# WHAT IS EXPECTED:
Transcribe each of the following records word for word, leaving out the pictures.
-- start THE RECORDS --
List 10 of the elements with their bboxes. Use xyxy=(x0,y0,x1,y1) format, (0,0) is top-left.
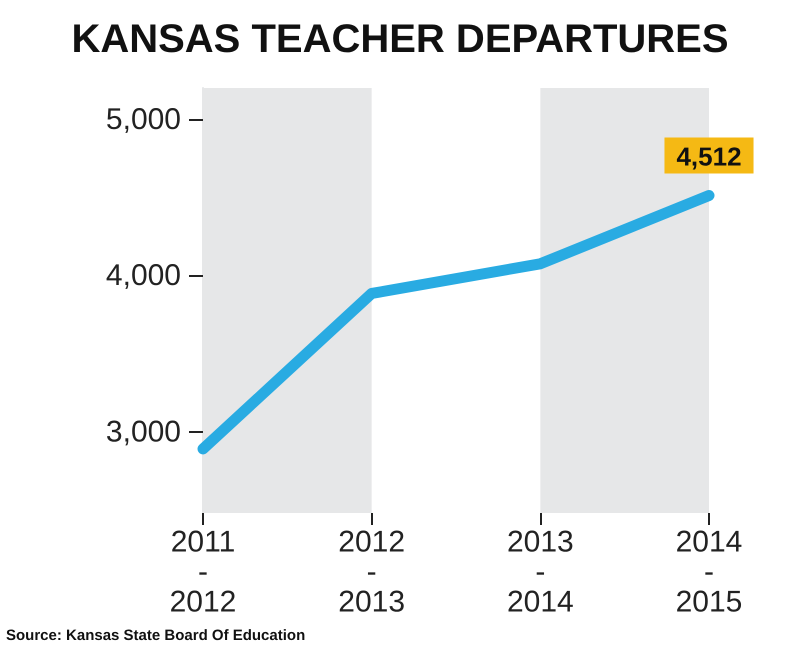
x-tick-label: 2011-2012 xyxy=(170,526,236,618)
data-label: 4,512 xyxy=(676,142,742,172)
chart-title: KANSAS TEACHER DEPARTURES xyxy=(71,17,729,61)
y-tick-label: 3,000 xyxy=(106,415,181,448)
x-tick-label: 2014-2015 xyxy=(676,526,742,618)
y-tick-label: 5,000 xyxy=(106,102,181,136)
y-tick-label: 4,000 xyxy=(106,259,181,292)
source-note: Source: Kansas State Board Of Education xyxy=(6,627,306,644)
x-tick-label: 2013-2014 xyxy=(506,526,574,618)
x-tick-label: 2012-2013 xyxy=(338,526,406,618)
-- end THE RECORDS --
# EXERCISE RESULT:
List 10 of the elements with their bboxes. Use xyxy=(x0,y0,x1,y1) format, (0,0) is top-left.
x-tick-label: 2011-2012 xyxy=(170,526,236,618)
data-label: 4,512 xyxy=(676,142,742,172)
chart-title: KANSAS TEACHER DEPARTURES xyxy=(71,17,729,61)
y-tick-label: 3,000 xyxy=(106,415,181,448)
x-tick-label: 2014-2015 xyxy=(676,526,742,618)
y-tick-label: 5,000 xyxy=(106,102,181,136)
y-tick-label: 4,000 xyxy=(106,259,181,292)
source-note: Source: Kansas State Board Of Education xyxy=(6,627,306,644)
x-tick-label: 2013-2014 xyxy=(506,526,574,618)
x-tick-label: 2012-2013 xyxy=(338,526,406,618)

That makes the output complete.